WHAT NEEDS TO BE DONE:
Reproduce all of the data word for word.

Records contained in a dataset:
• • • •

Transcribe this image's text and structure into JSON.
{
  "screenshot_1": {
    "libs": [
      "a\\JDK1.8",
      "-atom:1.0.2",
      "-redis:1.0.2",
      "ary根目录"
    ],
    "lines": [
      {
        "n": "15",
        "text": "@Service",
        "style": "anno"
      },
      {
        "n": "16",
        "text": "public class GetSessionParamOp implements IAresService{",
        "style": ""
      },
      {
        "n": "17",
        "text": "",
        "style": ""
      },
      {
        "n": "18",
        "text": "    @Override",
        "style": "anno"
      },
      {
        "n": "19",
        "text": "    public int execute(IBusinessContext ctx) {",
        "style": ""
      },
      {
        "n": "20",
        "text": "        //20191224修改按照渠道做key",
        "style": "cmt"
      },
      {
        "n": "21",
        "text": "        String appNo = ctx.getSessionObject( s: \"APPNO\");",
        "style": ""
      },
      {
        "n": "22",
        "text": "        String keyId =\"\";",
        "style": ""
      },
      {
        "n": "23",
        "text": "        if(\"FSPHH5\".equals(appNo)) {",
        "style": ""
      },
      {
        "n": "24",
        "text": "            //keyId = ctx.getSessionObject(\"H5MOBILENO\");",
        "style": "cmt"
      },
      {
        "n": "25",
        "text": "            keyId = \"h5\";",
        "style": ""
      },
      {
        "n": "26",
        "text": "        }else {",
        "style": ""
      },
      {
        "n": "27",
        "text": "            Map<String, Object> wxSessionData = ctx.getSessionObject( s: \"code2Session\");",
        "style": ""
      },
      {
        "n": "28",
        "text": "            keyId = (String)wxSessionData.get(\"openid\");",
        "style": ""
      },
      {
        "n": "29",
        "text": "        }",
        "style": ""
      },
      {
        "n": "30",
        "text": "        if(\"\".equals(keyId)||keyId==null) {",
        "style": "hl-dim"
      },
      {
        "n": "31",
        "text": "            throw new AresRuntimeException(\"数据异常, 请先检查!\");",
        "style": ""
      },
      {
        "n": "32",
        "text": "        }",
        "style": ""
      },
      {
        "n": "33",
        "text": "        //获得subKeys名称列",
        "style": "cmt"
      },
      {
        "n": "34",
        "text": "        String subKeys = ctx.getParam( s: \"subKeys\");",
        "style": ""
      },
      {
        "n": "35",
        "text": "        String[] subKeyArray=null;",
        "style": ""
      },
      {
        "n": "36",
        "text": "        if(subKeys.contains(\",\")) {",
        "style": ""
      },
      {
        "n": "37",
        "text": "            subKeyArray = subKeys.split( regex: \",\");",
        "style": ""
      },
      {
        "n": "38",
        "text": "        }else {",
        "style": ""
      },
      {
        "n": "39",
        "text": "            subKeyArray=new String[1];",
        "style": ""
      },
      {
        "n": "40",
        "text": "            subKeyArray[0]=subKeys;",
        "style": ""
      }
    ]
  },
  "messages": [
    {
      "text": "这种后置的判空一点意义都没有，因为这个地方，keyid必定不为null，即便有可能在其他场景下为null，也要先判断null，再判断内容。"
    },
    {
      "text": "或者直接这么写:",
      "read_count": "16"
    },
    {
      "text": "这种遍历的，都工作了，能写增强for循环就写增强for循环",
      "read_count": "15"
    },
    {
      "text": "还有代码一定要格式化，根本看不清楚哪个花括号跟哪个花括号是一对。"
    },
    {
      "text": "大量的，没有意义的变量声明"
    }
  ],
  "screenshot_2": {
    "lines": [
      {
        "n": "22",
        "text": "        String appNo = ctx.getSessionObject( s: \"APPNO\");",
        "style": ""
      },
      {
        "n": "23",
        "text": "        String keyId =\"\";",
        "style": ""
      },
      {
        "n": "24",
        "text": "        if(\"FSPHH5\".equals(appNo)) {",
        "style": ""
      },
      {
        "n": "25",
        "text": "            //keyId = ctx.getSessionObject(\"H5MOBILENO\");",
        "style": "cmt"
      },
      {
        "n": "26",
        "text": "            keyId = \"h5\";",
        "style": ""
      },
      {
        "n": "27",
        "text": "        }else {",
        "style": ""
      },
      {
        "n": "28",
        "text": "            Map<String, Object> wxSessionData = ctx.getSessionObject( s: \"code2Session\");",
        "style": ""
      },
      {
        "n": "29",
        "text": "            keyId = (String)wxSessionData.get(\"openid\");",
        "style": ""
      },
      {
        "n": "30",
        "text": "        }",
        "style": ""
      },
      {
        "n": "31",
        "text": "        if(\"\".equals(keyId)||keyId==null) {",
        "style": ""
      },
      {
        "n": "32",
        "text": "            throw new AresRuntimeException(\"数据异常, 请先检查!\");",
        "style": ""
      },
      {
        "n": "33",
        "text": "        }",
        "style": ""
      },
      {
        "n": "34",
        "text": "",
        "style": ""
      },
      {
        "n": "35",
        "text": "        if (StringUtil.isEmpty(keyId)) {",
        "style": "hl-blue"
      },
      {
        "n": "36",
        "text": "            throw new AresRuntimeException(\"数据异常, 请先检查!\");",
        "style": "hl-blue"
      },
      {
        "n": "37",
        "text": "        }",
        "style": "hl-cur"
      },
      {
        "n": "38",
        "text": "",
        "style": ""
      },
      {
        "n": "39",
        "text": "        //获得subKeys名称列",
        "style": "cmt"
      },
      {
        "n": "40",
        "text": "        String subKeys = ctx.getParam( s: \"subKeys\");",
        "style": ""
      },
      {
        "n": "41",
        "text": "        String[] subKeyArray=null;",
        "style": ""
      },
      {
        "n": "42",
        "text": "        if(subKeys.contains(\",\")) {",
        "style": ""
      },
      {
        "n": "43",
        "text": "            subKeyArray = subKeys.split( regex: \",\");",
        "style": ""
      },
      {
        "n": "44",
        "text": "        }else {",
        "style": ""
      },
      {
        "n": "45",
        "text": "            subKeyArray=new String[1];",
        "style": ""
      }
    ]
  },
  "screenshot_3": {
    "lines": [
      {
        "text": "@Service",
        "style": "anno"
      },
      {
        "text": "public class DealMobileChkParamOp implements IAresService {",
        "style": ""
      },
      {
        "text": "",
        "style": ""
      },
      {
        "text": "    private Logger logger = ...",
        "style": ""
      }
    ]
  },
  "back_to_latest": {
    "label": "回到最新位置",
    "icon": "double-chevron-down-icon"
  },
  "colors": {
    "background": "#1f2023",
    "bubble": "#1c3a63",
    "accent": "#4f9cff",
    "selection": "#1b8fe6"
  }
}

• • • •

PROBLEM SOLUTION:
Transcribe this image's text and structure into JSON.
{
  "screenshot_1": {
    "libs": [
      "a\\JDK1.8",
      "-atom:1.0.2",
      "-redis:1.0.2",
      "ary根目录"
    ],
    "lines": [
      {
        "n": "15",
        "text": "@Service",
        "style": "anno"
      },
      {
        "n": "16",
        "text": "public class GetSessionParamOp implements IAresService{",
        "style": ""
      },
      {
        "n": "17",
        "text": "",
        "style": ""
      },
      {
        "n": "18",
        "text": "    @Override",
        "style": "anno"
      },
      {
        "n": "19",
        "text": "    public int execute(IBusinessContext ctx) {",
        "style": ""
      },
      {
        "n": "20",
        "text": "        //20191224修改按照渠道做key",
        "style": "cmt"
      },
      {
        "n": "21",
        "text": "        String appNo = ctx.getSessionObject( s: \"APPNO\");",
        "style": ""
      },
      {
        "n": "22",
        "text": "        String keyId =\"\";",
        "style": ""
      },
      {
        "n": "23",
        "text": "        if(\"FSPHH5\".equals(appNo)) {",
        "style": ""
      },
      {
        "n": "24",
        "text": "            //keyId = ctx.getSessionObject(\"H5MOBILENO\");",
        "style": "cmt"
      },
      {
        "n": "25",
        "text": "            keyId = \"h5\";",
        "style": ""
      },
      {
        "n": "26",
        "text": "        }else {",
        "style": ""
      },
      {
        "n": "27",
        "text": "            Map<String, Object> wxSessionData = ctx.getSessionObject( s: \"code2Session\");",
        "style": ""
      },
      {
        "n": "28",
        "text": "            keyId = (String)wxSessionData.get(\"openid\");",
        "style": ""
      },
      {
        "n": "29",
        "text": "        }",
        "style": ""
      },
      {
        "n": "30",
        "text": "        if(\"\".equals(keyId)||keyId==null) {",
        "style": "hl-dim"
      },
      {
        "n": "31",
        "text": "            throw new AresRuntimeException(\"数据异常, 请先检查!\");",
        "style": ""
      },
      {
        "n": "32",
        "text": "        }",
        "style": ""
      },
      {
        "n": "33",
        "text": "        //获得subKeys名称列",
        "style": "cmt"
      },
      {
        "n": "34",
        "text": "        String subKeys = ctx.getParam( s: \"subKeys\");",
        "style": ""
      },
      {
        "n": "35",
        "text": "        String[] subKeyArray=null;",
        "style": ""
      },
      {
        "n": "36",
        "text": "        if(subKeys.contains(\",\")) {",
        "style": ""
      },
      {
        "n": "37",
        "text": "            subKeyArray = subKeys.split( regex: \",\");",
        "style": ""
      },
      {
        "n": "38",
        "text": "        }else {",
        "style": ""
      },
      {
        "n": "39",
        "text": "            subKeyArray=new String[1];",
        "style": ""
      },
      {
        "n": "40",
        "text": "            subKeyArray[0]=subKeys;",
        "style": ""
      }
    ]
  },
  "messages": [
    {
      "text": "这种后置的判空一点意义都没有，因为这个地方，keyid必定不为null，即便有可能在其他场景下为null，也要先判断null，再判断内容。"
    },
    {
      "text": "或者直接这么写:",
      "read_count": "16"
    },
    {
      "text": "这种遍历的，都工作了，能写增强for循环就写增强for循环",
      "read_count": "15"
    },
    {
      "text": "还有代码一定要格式化，根本看不清楚哪个花括号跟哪个花括号是一对。"
    },
    {
      "text": "大量的，没有意义的变量声明"
    }
  ],
  "screenshot_2": {
    "lines": [
      {
        "n": "22",
        "text": "        String appNo = ctx.getSessionObject( s: \"APPNO\");",
        "style": ""
      },
      {
        "n": "23",
        "text": "        String keyId =\"\";",
        "style": ""
      },
      {
        "n": "24",
        "text": "        if(\"FSPHH5\".equals(appNo)) {",
        "style": ""
      },
      {
        "n": "25",
        "text": "            //keyId = ctx.getSessionObject(\"H5MOBILENO\");",
        "style": "cmt"
      },
      {
        "n": "26",
        "text": "            keyId = \"h5\";",
        "style": ""
      },
      {
        "n": "27",
        "text": "        }else {",
        "style": ""
      },
      {
        "n": "28",
        "text": "            Map<String, Object> wxSessionData = ctx.getSessionObject( s: \"code2Session\");",
        "style": ""
      },
      {
        "n": "29",
        "text": "            keyId = (String)wxSessionData.get(\"openid\");",
        "style": ""
      },
      {
        "n": "30",
        "text": "        }",
        "style": ""
      },
      {
        "n": "31",
        "text": "        if(\"\".equals(keyId)||keyId==null) {",
        "style": ""
      },
      {
        "n": "32",
        "text": "            throw new AresRuntimeException(\"数据异常, 请先检查!\");",
        "style": ""
      },
      {
        "n": "33",
        "text": "        }",
        "style": ""
      },
      {
        "n": "34",
        "text": "",
        "style": ""
      },
      {
        "n": "35",
        "text": "        if (StringUtil.isEmpty(keyId)) {",
        "style": "hl-blue"
      },
      {
        "n": "36",
        "text": "            throw new AresRuntimeException(\"数据异常, 请先检查!\");",
        "style": "hl-blue"
      },
      {
        "n": "37",
        "text": "        }",
        "style": "hl-cur"
      },
      {
        "n": "38",
        "text": "",
        "style": ""
      },
      {
        "n": "39",
        "text": "        //获得subKeys名称列",
        "style": "cmt"
      },
      {
        "n": "40",
        "text": "        String subKeys = ctx.getParam( s: \"subKeys\");",
        "style": ""
      },
      {
        "n": "41",
        "text": "        String[] subKeyArray=null;",
        "style": ""
      },
      {
        "n": "42",
        "text": "        if(subKeys.contains(\",\")) {",
        "style": ""
      },
      {
        "n": "43",
        "text": "            subKeyArray = subKeys.split( regex: \",\");",
        "style": ""
      },
      {
        "n": "44",
        "text": "        }else {",
        "style": ""
      },
      {
        "n": "45",
        "text": "            subKeyArray=new String[1];",
        "style": ""
      }
    ]
  },
  "screenshot_3": {
    "lines": [
      {
        "text": "@Service",
        "style": "anno"
      },
      {
        "text": "public class DealMobileChkParamOp implements IAresService {",
        "style": ""
      },
      {
        "text": "",
        "style": ""
      },
      {
        "text": "    private Logger logger = ...",
        "style": ""
      }
    ]
  },
  "back_to_latest": {
    "label": "回到最新位置",
    "icon": "double-chevron-down-icon"
  },
  "colors": {
    "background": "#1f2023",
    "bubble": "#1c3a63",
    "accent": "#4f9cff",
    "selection": "#1b8fe6"
  }
}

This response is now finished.